§ WHAT IS REQUIRED
Find every line with the word "مسلم". Copy those lines.

§ SUPPLIED RECORDS
▬▬▬▬▬▬▬▬▬▬

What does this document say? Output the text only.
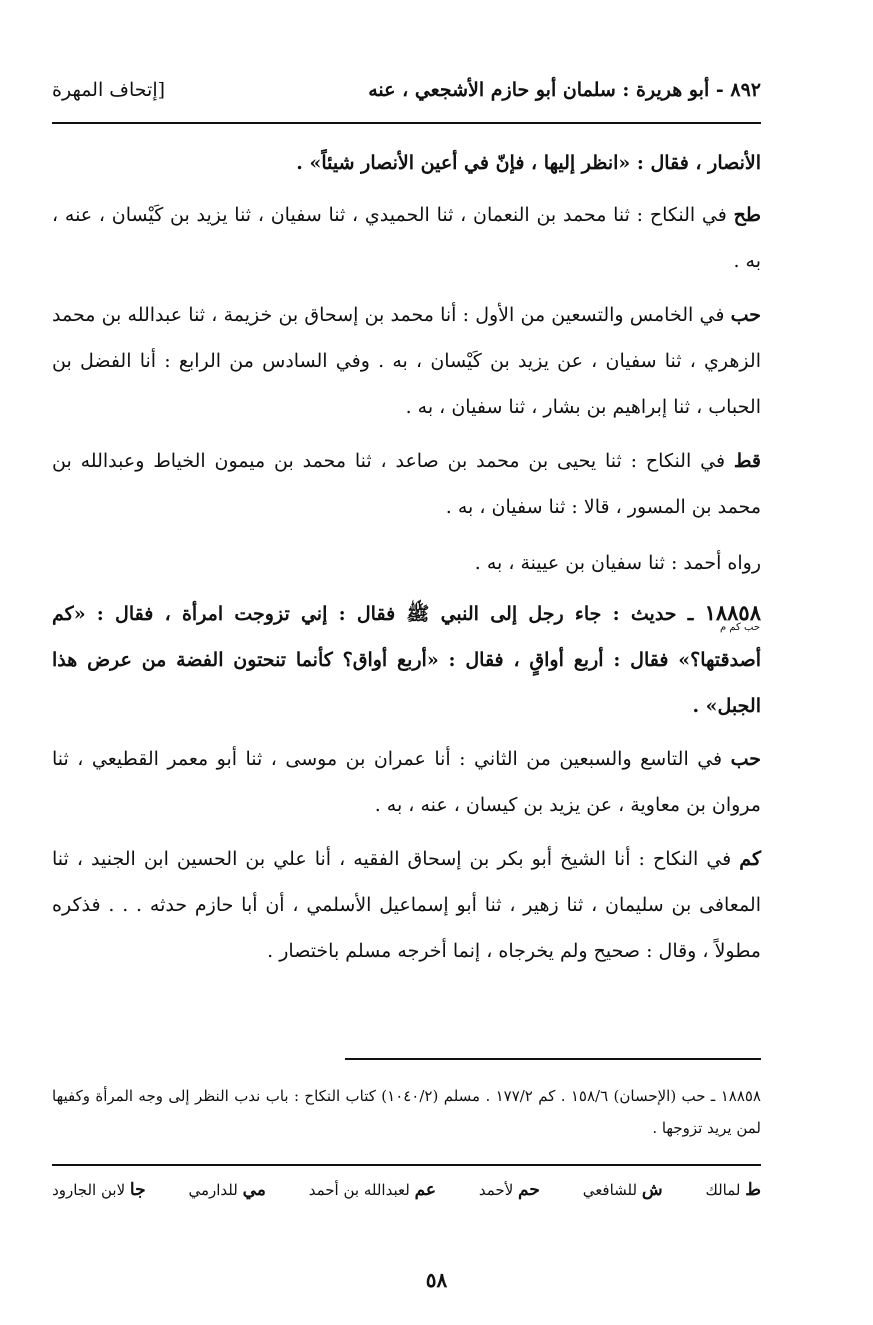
٨٩٢ - أبو هريرة : سلمان أبو حازم الأشجعي ، عنه
[إتحاف المهرة
الأنصار ، فقال : «انظر إليها ، فإنّ في أعين الأنصار شيئاً» .
طح في النكاح : ثنا محمد بن النعمان ، ثنا الحميدي ، ثنا سفيان ، ثنا يزيد بن كَيْسان ، عنه ، به .
حب في الخامس والتسعين من الأول : أنا محمد بن إسحاق بن خزيمة ، ثنا عبدالله بن محمد الزهري ، ثنا سفيان ، عن يزيد بن كَيْسان ، به . وفي السادس من الرابع : أنا الفضل بن الحباب ، ثنا إبراهيم بن بشار ، ثنا سفيان ، به .
قط في النكاح : ثنا يحيى بن محمد بن صاعد ، ثنا محمد بن ميمون الخياط وعبدالله بن محمد بن المسور ، قالا : ثنا سفيان ، به .
رواه أحمد : ثنا سفيان بن عيينة ، به .
١٨٨٥٨ ـ حديث : جاء رجل إلى النبي ﷺ فقال : إني تزوجت امرأة ، فقال : «كم أصدقتها؟» فقال : أربع أواقٍ ، فقال : «أربع أواق؟ كأنما تنحتون الفضة من عرض هذا الجبل» .
حب كم م
حب في التاسع والسبعين من الثاني : أنا عمران بن موسى ، ثنا أبو معمر القطيعي ، ثنا مروان بن معاوية ، عن يزيد بن كيسان ، عنه ، به .
كم في النكاح : أنا الشيخ أبو بكر بن إسحاق الفقيه ، أنا علي بن الحسين ابن الجنيد ، ثنا المعافى بن سليمان ، ثنا زهير ، ثنا أبو إسماعيل الأسلمي ، أن أبا حازم حدثه . . . فذكره مطولاً ، وقال : صحيح ولم يخرجاه ، إنما أخرجه مسلم باختصار .
١٨٨٥٨ ـ حب (الإحسان) ١٥٨/٦ . كم ١٧٧/٢ . مسلم (١٠٤٠/٢) كتاب النكاح : باب ندب النظر إلى وجه المرأة وكفيها لمن يريد تزوجها .
ط لمالك
ش للشافعي
حم لأحمد
عم لعبدالله بن أحمد
مي للدارمي
جا لابن الجارود
٥٨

▬▬▬▬▬▬▬▬▬▬

§ FINISHED ANSWER
كم في النكاح : أنا الشيخ أبو بكر بن إسحاق الفقيه ، أنا علي بن الحسين ابن الجنيد ، ثنا المعافى بن سليمان ، ثنا زهير ، ثنا أبو إسماعيل الأسلمي ، أن أبا حازم حدثه . . . فذكره مطولاً ، وقال : صحيح ولم يخرجاه ، إنما أخرجه مسلم باختصار .
١٨٨٥٨ ـ حب (الإحسان) ١٥٨/٦ . كم ١٧٧/٢ . مسلم (١٠٤٠/٢) كتاب النكاح : باب ندب النظر إلى وجه المرأة وكفيها لمن يريد تزوجها .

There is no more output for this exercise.